What is asked
List each line of the data that holds the string "trudno", please.

•••••

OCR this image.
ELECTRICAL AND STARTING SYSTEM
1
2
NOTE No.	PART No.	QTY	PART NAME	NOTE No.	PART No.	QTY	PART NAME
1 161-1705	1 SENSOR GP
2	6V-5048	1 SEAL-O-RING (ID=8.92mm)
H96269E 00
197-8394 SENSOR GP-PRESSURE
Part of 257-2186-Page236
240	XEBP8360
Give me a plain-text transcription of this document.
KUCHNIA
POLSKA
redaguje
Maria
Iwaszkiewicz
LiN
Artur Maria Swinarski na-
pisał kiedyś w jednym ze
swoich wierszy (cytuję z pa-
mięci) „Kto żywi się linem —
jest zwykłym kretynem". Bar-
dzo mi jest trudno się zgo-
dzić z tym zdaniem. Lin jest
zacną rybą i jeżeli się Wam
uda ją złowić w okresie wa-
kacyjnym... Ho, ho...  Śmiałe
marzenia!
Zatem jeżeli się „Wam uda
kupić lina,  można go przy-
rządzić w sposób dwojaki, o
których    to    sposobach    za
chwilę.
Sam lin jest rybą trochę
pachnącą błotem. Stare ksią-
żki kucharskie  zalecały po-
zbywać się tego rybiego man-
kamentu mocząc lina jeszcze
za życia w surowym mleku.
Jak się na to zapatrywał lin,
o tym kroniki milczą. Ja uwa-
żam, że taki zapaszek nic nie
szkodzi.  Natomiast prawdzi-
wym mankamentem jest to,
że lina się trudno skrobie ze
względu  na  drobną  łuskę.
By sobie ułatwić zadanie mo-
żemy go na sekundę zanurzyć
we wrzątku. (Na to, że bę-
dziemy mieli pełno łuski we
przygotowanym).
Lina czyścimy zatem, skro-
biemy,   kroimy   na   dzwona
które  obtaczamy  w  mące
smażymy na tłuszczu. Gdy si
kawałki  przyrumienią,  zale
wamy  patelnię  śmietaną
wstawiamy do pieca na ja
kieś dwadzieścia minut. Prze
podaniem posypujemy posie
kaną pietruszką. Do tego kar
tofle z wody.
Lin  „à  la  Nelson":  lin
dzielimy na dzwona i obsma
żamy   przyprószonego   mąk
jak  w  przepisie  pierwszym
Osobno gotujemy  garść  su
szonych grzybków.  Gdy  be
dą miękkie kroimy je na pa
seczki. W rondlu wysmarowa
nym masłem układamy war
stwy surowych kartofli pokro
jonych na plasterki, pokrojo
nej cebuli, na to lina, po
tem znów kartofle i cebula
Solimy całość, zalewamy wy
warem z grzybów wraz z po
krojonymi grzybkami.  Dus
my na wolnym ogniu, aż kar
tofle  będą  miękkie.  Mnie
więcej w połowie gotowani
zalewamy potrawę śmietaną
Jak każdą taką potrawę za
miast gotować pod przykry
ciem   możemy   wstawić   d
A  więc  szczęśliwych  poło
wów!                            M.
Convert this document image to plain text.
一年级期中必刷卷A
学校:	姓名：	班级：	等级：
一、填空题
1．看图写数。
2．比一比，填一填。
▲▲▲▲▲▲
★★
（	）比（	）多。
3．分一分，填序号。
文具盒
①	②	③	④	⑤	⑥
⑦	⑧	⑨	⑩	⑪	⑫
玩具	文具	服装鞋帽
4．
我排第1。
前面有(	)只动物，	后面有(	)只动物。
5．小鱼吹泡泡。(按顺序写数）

•••••

In response
dzo mi jest trudno się zgo-
że lina się trudno skrobie ze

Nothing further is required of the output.